-- START OF GIVEN DATA --
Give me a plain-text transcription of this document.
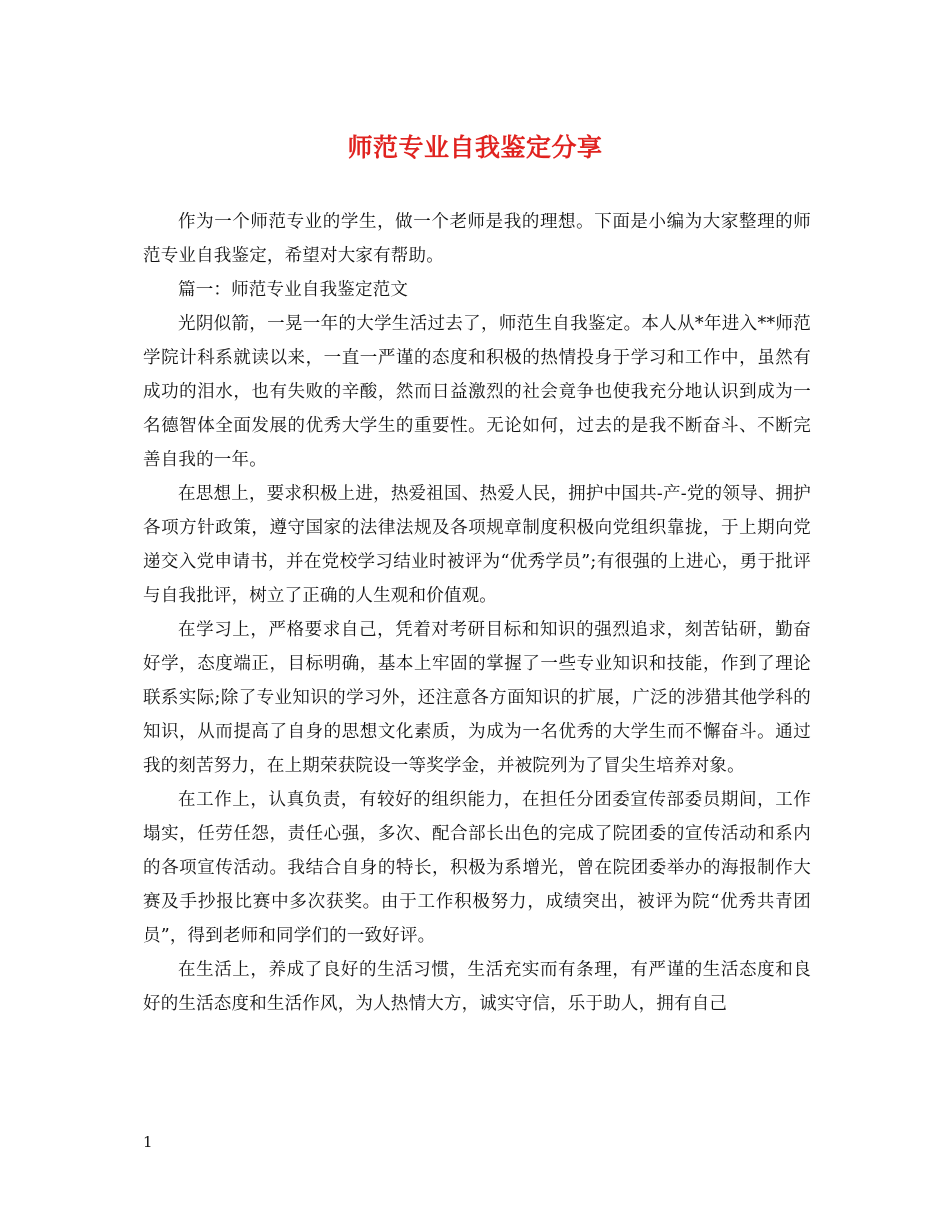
师范专业自我鉴定分享

作为一个师范专业的学生，做一个老师是我的理想。下面是小编为大家整理的师范专业自我鉴定，希望对大家有帮助。

篇一：师范专业自我鉴定范文

光阴似箭，一晃一年的大学生活过去了，师范生自我鉴定。本人从*年进入**师范学院计科系就读以来，一直一严谨的态度和积极的热情投身于学习和工作中，虽然有成功的泪水，也有失败的辛酸，然而日益激烈的社会竟争也使我充分地认识到成为一名德智体全面发展的优秀大学生的重要性。无论如何，过去的是我不断奋斗、不断完善自我的一年。

在思想上，要求积极上进，热爱祖国、热爱人民，拥护中国共-产-党的领导、拥护各项方针政策，遵守国家的法律法规及各项规章制度积极向党组织靠拢，于上期向党递交入党申请书，并在党校学习结业时被评为“优秀学员”;有很强的上进心，勇于批评与自我批评，树立了正确的人生观和价值观。

在学习上，严格要求自己，凭着对考研目标和知识的强烈追求，刻苦钻研，勤奋好学，态度端正，目标明确，基本上牢固的掌握了一些专业知识和技能，作到了理论联系实际;除了专业知识的学习外，还注意各方面知识的扩展，广泛的涉猎其他学科的知识，从而提高了自身的思想文化素质，为成为一名优秀的大学生而不懈奋斗。通过我的刻苦努力，在上期荣获院设一等奖学金，并被院列为了冒尖生培养对象。

在工作上，认真负责，有较好的组织能力，在担任分团委宣传部委员期间，工作塌实，任劳任怨，责任心强，多次、配合部长出色的完成了院团委的宣传活动和系内的各项宣传活动。我结合自身的特长，积极为系增光，曾在院团委举办的海报制作大赛及手抄报比赛中多次获奖。由于工作积极努力，成绩突出，被评为院“优秀共青团员”，得到老师和同学们的一致好评。

在生活上，养成了良好的生活习惯，生活充实而有条理，有严谨的生活态度和良好的生活态度和生活作风，为人热情大方，诚实守信，乐于助人，拥有自己

1
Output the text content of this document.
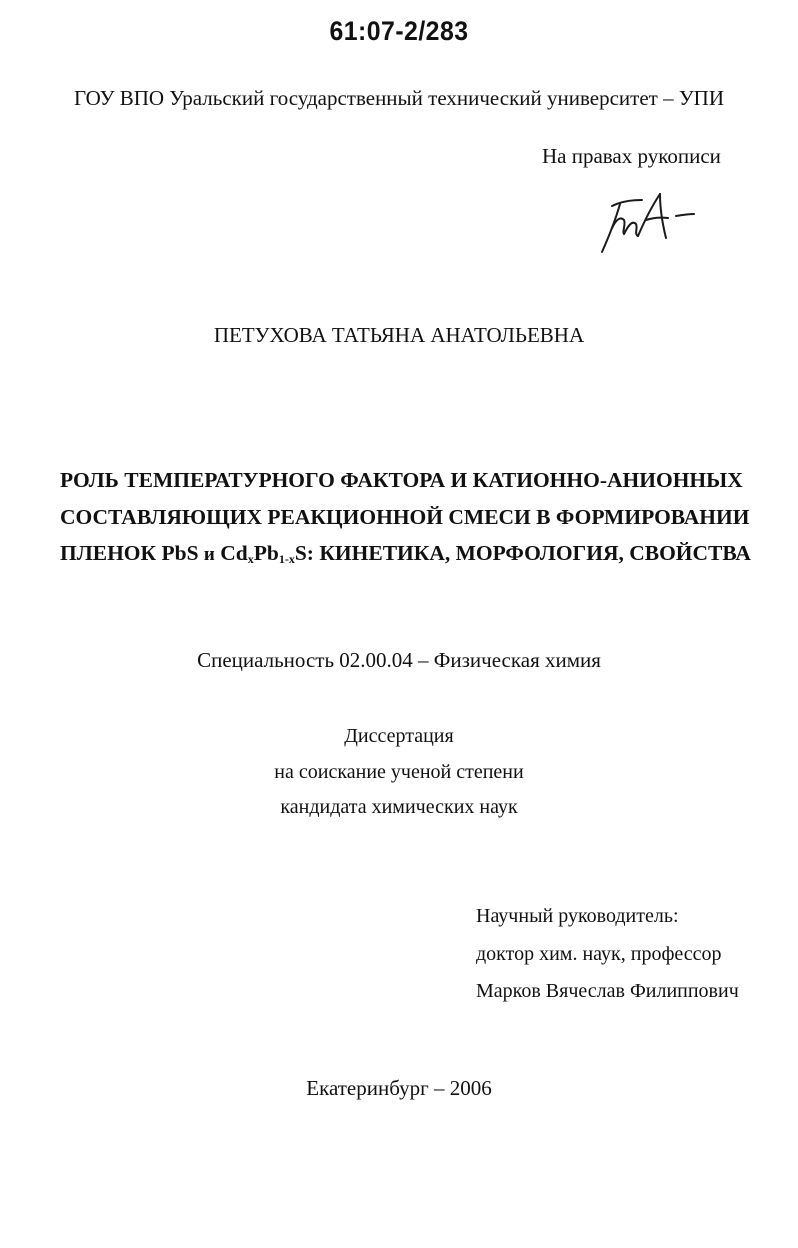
61:07-2/283
ГОУ ВПО Уральский государственный технический университет – УПИ
На правах рукописи
ПЕТУХОВА ТАТЬЯНА АНАТОЛЬЕВНА
РОЛЬ ТЕМПЕРАТУРНОГО ФАКТОРА И КАТИОННО-АНИОННЫХ
СОСТАВЛЯЮЩИХ РЕАКЦИОННОЙ СМЕСИ В ФОРМИРОВАНИИ
ПЛЕНОК PbS и $Cd_xPb_{1-x}S$: КИНЕТИКА, МОРФОЛОГИЯ, СВОЙСТВА
Специальность 02.00.04 – Физическая химия
Диссертация
на соискание ученой степени
кандидата химических наук
Научный руководитель:
доктор хим. наук, профессор
Марков Вячеслав Филиппович
Екатеринбург – 2006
-- END OF GIVEN DATA --
**YOUR OBJECTIVE**
Extract, word for word, every line from the one holding "Output the text content of this document." through the closing line of the data above. Do not include any pictures.

**RESPONSE TO THIS TASK**
Output the text content of this document.
61:07-2/283
ГОУ ВПО Уральский государственный технический университет – УПИ
На правах рукописи
ПЕТУХОВА ТАТЬЯНА АНАТОЛЬЕВНА
РОЛЬ ТЕМПЕРАТУРНОГО ФАКТОРА И КАТИОННО-АНИОННЫХ
СОСТАВЛЯЮЩИХ РЕАКЦИОННОЙ СМЕСИ В ФОРМИРОВАНИИ
ПЛЕНОК PbS и $Cd_xPb_{1-x}S$: КИНЕТИКА, МОРФОЛОГИЯ, СВОЙСТВА
Специальность 02.00.04 – Физическая химия
Диссертация
на соискание ученой степени
кандидата химических наук
Научный руководитель:
доктор хим. наук, профессор
Марков Вячеслав Филиппович
Екатеринбург – 2006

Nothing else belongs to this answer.